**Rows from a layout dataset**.
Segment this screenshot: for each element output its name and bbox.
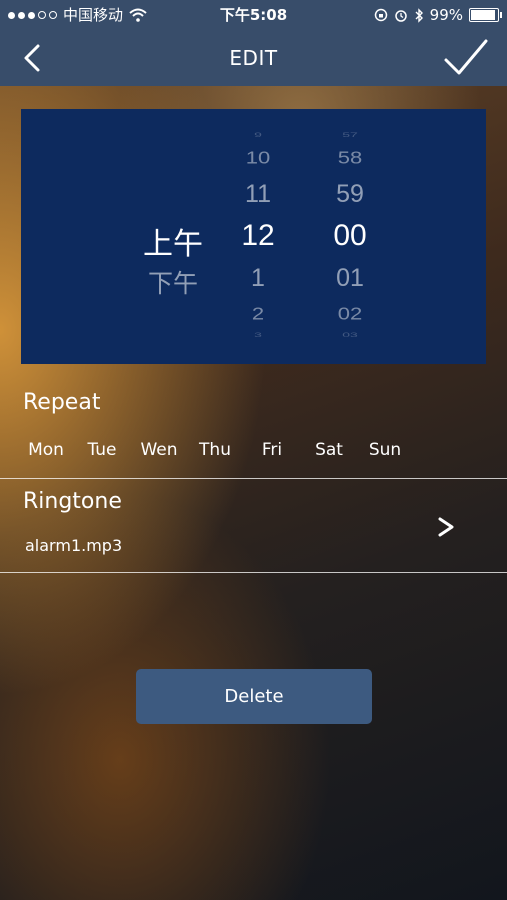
battery-fill (471, 10, 495, 20)
checkmark-icon[interactable] (443, 38, 489, 78)
ringtone-row[interactable]: Ringtone alarm1.mp3 (0, 480, 507, 572)
day-sun[interactable]: Sun (357, 440, 413, 460)
day-tue[interactable]: Tue (74, 440, 130, 460)
ampm-wheel[interactable]: 上午 下午 (138, 109, 208, 364)
hour-option[interactable]: 11 (223, 180, 293, 209)
day-fri[interactable]: Fri (244, 440, 300, 460)
hour-option-selected[interactable]: 12 (223, 219, 293, 253)
hour-option[interactable]: 10 (223, 148, 293, 169)
battery-icon (469, 8, 502, 22)
repeat-heading: Repeat (23, 390, 101, 415)
bluetooth-icon (415, 7, 423, 23)
day-wen[interactable]: Wen (131, 440, 187, 460)
battery-percent: 99% (429, 6, 463, 24)
divider (0, 478, 507, 479)
status-right: 99% (374, 0, 502, 30)
chevron-right-icon[interactable] (437, 516, 455, 538)
day-thu[interactable]: Thu (187, 440, 243, 460)
delete-button[interactable]: Delete (136, 669, 372, 724)
divider (0, 572, 507, 573)
ampm-option[interactable]: 下午 (138, 264, 208, 300)
hour-option[interactable]: 1 (223, 264, 293, 293)
day-sat[interactable]: Sat (301, 440, 357, 460)
minute-wheel[interactable]: 57 58 59 00 01 02 03 (315, 109, 385, 364)
repeat-days: Mon Tue Wen Thu Fri Sat Sun (16, 440, 416, 464)
nav-bar: EDIT (0, 30, 507, 86)
rotation-lock-icon (374, 8, 387, 22)
status-bar: 中国移动 下午5:08 99% (0, 0, 507, 30)
minute-option: 57 (342, 131, 358, 139)
time-picker[interactable]: 上午 下午 9 10 11 12 1 2 3 57 58 59 00 01 02… (21, 109, 486, 364)
minute-option-selected[interactable]: 00 (315, 219, 385, 253)
hour-option: 3 (254, 331, 262, 339)
ringtone-heading: Ringtone (23, 489, 122, 514)
minute-option[interactable]: 01 (315, 264, 385, 293)
minute-option[interactable]: 59 (315, 180, 385, 209)
page-title: EDIT (229, 46, 278, 70)
hour-option: 9 (254, 131, 262, 139)
minute-option[interactable]: 02 (315, 304, 385, 325)
alarm-icon (394, 10, 407, 22)
minute-option: 03 (342, 331, 358, 339)
hour-wheel[interactable]: 9 10 11 12 1 2 3 (223, 109, 293, 364)
hour-option[interactable]: 2 (223, 304, 293, 325)
ringtone-file: alarm1.mp3 (25, 536, 123, 555)
day-mon[interactable]: Mon (18, 440, 74, 460)
minute-option[interactable]: 58 (315, 148, 385, 169)
ampm-option[interactable]: 上午 (138, 219, 208, 263)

**EXERCISE DETAILS**.
Turn the lines from the one containing "battery-fill (471, 10, 495, 20)" through the one containing "battery-percent: 99% (429, 6, 463, 24)" into a numbered list, leaving out any blank lines. Start at the line with "battery-fill (471, 10, 495, 20)" and stop after the line with "battery-percent: 99% (429, 6, 463, 24)".

**CORRECT RESULT**.
1. battery-fill (471, 10, 495, 20)
2. checkmark-icon[interactable] (443, 38, 489, 78)
3. ringtone-row[interactable]: Ringtone alarm1.mp3 (0, 480, 507, 572)
4. day-sun[interactable]: Sun (357, 440, 413, 460)
5. day-tue[interactable]: Tue (74, 440, 130, 460)
6. ampm-wheel[interactable]: 上午 下午 (138, 109, 208, 364)
7. hour-option[interactable]: 11 (223, 180, 293, 209)
8. day-fri[interactable]: Fri (244, 440, 300, 460)
9. hour-option-selected[interactable]: 12 (223, 219, 293, 253)
10. hour-option[interactable]: 10 (223, 148, 293, 169)
11. battery-icon (469, 8, 502, 22)
12. repeat-heading: Repeat (23, 390, 101, 415)
13. bluetooth-icon (415, 7, 423, 23)
14. day-wen[interactable]: Wen (131, 440, 187, 460)
15. battery-percent: 99% (429, 6, 463, 24)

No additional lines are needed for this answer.